▶

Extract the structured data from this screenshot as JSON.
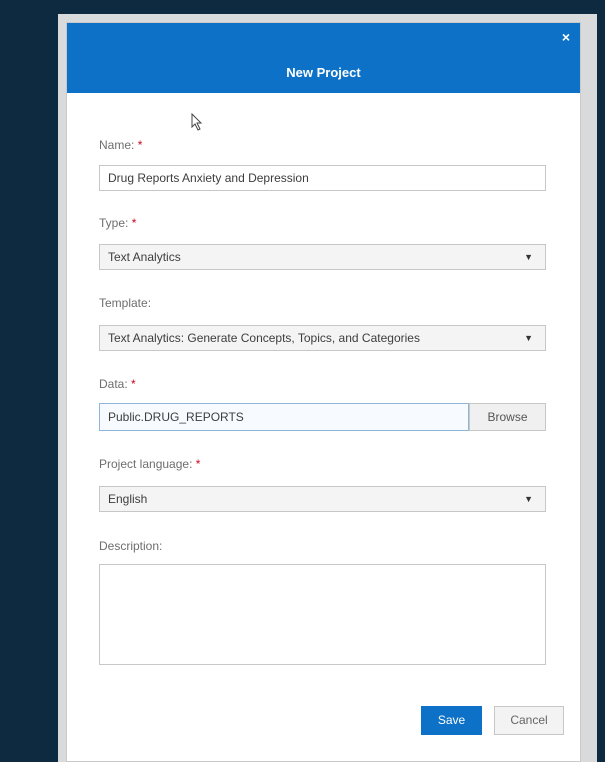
{
  "dialog": {
    "title": "New Project",
    "close_glyph": "×",
    "name_label": "Name:",
    "name_value": "Drug Reports Anxiety and Depression",
    "type_label": "Type:",
    "type_value": "Text Analytics",
    "template_label": "Template:",
    "template_value": "Text Analytics: Generate Concepts, Topics, and Categories",
    "data_label": "Data:",
    "data_value": "Public.DRUG_REPORTS",
    "browse_label": "Browse",
    "language_label": "Project language:",
    "language_value": "English",
    "description_label": "Description:",
    "description_value": "",
    "save_label": "Save",
    "cancel_label": "Cancel",
    "required_marker": "*"
  },
  "icons": {
    "close": "close-icon",
    "dropdown": "chevron-down-icon",
    "cursor": "mouse-cursor-icon"
  },
  "colors": {
    "header": "#0d72c7",
    "primary_button": "#0d72c7",
    "required": "#d0021b",
    "backdrop": "#0d2a40"
  }
}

◀

◆ **Exercise**: Your task is to transcribe all of the records precisely, with no images included.

◆ **Complete answer**:
Extract the structured data from this screenshot as JSON.
{
  "dialog": {
    "title": "New Project",
    "close_glyph": "×",
    "name_label": "Name:",
    "name_value": "Drug Reports Anxiety and Depression",
    "type_label": "Type:",
    "type_value": "Text Analytics",
    "template_label": "Template:",
    "template_value": "Text Analytics: Generate Concepts, Topics, and Categories",
    "data_label": "Data:",
    "data_value": "Public.DRUG_REPORTS",
    "browse_label": "Browse",
    "language_label": "Project language:",
    "language_value": "English",
    "description_label": "Description:",
    "description_value": "",
    "save_label": "Save",
    "cancel_label": "Cancel",
    "required_marker": "*"
  },
  "icons": {
    "close": "close-icon",
    "dropdown": "chevron-down-icon",
    "cursor": "mouse-cursor-icon"
  },
  "colors": {
    "header": "#0d72c7",
    "primary_button": "#0d72c7",
    "required": "#d0021b",
    "backdrop": "#0d2a40"
  }
}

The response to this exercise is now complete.